TEXTO DO EXERCÍCIO -
- - - -

Existe um movimento coordenado na imprensa e entre certos grupos políticos para tentar emplacar uma ideia: a de que o bolsonarismo acabou e que a direita, agora, quer se livrar de Jair Bolsonaro. É o sonho dourado da "isentosfera" — aquela turma que se diz de direita mas adora um estado grande e um controle social disfarçado de "democracia". Eles publicam artigos, fazem análises de gabinete e combinam discursos entre si, tentando convencer você de que o ex-presidente se tornou um fardo.
Mas a realidade, como eu sempre digo, se sobrepõe à narrativa. O que esse pessoal não entende, ou finge não entender, é que a força de Bolsonaro não vem de acordos partidários ou do apoio da grande mídia. Ela vem de uma conexão direta com o brasileiro comum, aquele que cansou de ser enganado por discursos rebuscados e promessas vazias. A internet descentralizou a informação e tirou o monopólio da verdade das mãos dos suspeitos de sempre.
A tentativa de isolar Bolsonaro, inclusive com restrições de visitas impostas pelo Judiciário, é usada por esses analistas como "prova" de um suposto abandono. Ora, se o sistema impede o contato, é óbvio que as visitas diminuem. Chamar isso de abandono é de uma desonestidade intelectual gritante. Eles tentam criar um "consenso social" artificial: querem que você acredite que ninguém mais apoia o homem para que, por medo de ficar sozinho, você também o abandone. É uma tática velha que não funciona mais na era das redes sociais.
Historicamente, o sistema sempre conseguiu derrubar quem o desafiava. Fizeram isso com Collor quando ele brigou com a vênus platinada. Mas com Bolsonaro é diferente. As pessoas não o seguem porque ele domina as redes; elas o seguem porque as redes o escolheram como representante de valores que o sistema odeia: família, pátria e liberdade econômica.

- - - -

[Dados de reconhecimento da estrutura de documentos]
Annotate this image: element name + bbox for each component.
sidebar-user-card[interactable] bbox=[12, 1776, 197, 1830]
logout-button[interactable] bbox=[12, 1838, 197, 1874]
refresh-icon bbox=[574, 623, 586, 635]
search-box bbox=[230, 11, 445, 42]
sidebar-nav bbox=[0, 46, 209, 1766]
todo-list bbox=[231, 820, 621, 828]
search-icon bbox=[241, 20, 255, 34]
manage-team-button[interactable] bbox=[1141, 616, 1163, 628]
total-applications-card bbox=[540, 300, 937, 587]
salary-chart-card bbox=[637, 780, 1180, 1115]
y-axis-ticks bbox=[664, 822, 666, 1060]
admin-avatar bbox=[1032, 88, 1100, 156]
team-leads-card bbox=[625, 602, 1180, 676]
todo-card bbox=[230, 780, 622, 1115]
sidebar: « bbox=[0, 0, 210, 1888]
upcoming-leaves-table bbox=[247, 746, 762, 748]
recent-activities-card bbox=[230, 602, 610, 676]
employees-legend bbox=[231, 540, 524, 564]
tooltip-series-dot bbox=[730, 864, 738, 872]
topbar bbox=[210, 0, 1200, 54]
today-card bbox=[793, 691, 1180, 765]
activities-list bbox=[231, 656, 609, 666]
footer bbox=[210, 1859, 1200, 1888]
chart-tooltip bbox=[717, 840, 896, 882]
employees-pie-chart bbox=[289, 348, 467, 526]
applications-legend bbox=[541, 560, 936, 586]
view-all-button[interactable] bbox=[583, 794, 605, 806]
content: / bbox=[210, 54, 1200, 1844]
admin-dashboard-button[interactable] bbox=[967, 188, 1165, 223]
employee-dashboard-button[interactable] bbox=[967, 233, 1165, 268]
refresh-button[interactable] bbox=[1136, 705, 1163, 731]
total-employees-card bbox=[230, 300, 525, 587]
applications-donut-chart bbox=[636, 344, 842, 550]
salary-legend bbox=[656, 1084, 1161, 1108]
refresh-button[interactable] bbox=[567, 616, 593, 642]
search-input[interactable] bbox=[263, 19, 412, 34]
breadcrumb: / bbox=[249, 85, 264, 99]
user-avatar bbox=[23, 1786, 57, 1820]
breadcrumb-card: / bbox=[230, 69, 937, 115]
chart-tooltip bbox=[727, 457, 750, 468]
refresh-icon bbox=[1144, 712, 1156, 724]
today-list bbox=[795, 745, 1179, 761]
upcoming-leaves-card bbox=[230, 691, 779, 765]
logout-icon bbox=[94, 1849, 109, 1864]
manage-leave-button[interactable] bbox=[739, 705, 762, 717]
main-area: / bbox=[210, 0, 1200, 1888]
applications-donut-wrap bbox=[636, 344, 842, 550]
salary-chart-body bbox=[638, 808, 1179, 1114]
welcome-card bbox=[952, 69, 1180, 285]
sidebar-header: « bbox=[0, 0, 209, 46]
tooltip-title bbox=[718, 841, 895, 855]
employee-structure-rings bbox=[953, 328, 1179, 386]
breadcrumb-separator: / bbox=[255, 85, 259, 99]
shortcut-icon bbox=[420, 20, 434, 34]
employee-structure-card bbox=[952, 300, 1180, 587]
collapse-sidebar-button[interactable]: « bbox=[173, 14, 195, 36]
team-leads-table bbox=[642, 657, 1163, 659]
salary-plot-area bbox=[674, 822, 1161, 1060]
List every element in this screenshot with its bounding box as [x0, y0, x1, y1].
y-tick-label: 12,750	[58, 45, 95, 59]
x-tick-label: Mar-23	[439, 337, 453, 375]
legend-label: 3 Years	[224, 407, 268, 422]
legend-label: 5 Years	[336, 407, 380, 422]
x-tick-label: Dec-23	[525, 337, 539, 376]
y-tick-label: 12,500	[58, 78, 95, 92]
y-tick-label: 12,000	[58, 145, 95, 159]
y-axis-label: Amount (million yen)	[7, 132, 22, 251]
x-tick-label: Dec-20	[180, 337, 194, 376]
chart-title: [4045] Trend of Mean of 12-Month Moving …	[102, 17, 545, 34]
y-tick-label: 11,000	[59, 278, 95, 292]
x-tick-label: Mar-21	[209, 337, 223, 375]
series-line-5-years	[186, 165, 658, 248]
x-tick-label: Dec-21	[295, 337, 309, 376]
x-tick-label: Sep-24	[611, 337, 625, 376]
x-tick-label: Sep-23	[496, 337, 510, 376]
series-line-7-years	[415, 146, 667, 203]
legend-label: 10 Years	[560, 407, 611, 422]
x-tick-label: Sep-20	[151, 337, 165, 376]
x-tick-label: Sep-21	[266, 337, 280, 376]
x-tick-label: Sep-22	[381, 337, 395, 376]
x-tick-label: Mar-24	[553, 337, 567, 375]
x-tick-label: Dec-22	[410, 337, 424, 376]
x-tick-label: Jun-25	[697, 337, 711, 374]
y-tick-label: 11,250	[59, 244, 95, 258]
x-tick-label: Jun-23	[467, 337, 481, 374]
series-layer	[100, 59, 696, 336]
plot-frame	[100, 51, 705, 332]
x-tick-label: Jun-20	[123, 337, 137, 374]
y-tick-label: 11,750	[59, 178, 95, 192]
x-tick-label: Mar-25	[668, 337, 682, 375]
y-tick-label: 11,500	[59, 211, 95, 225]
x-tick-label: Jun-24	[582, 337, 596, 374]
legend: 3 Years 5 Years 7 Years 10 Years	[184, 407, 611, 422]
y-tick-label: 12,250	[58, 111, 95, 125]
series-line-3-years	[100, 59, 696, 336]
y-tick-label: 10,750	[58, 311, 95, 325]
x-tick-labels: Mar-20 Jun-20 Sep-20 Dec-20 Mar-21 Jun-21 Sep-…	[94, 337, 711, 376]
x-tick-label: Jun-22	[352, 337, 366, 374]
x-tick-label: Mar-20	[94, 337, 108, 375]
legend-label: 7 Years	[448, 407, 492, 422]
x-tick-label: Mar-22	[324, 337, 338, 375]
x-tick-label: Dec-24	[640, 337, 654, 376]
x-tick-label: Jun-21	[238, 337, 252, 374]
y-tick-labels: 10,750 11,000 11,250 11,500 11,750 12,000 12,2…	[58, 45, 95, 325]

- - - -

QUESTÃO PROPOSTA 1 - Reescreva em forma de lista, de modo mais conciso, o parágrafo do texto que se inicia com "A tentativa de isolar Bolsonaro", preservando seus fatos principais.
QUESTÃO PROPOSTA 2 - Cite tudo o que consta no texto desde "Historicamente, o sistema" até "e liberdade econômica.".
Os registros constituem material independente do texto.

RESULTADO DO EXERCÍCIO 1 -
- Analistas usam a tentativa de isolar Bolsonaro, inclusive com restrições de visitas impostas pelo Judiciário, como "prova" de um suposto abandono.
- Se o sistema impede o contato, as visitas obviamente diminuem, e chamar isso de abandono é desonestidade intelectual.
- Esses analistas tentam criar um "consenso social" artificial, para que o leitor, por medo de ficar sozinho, também abandone Bolsonaro.
- Trata-se de uma tática velha que já não funciona na era das redes sociais.

RESULTADO DO EXERCÍCIO 2 -
Historicamente, o sistema sempre conseguiu derrubar quem o desafiava. Fizeram isso com Collor quando ele brigou com a vênus platinada. Mas com Bolsonaro é diferente. As pessoas não o seguem porque ele domina as redes; elas o seguem porque as redes o escolheram como representante de valores que o sistema odeia: família, pátria e liberdade econômica.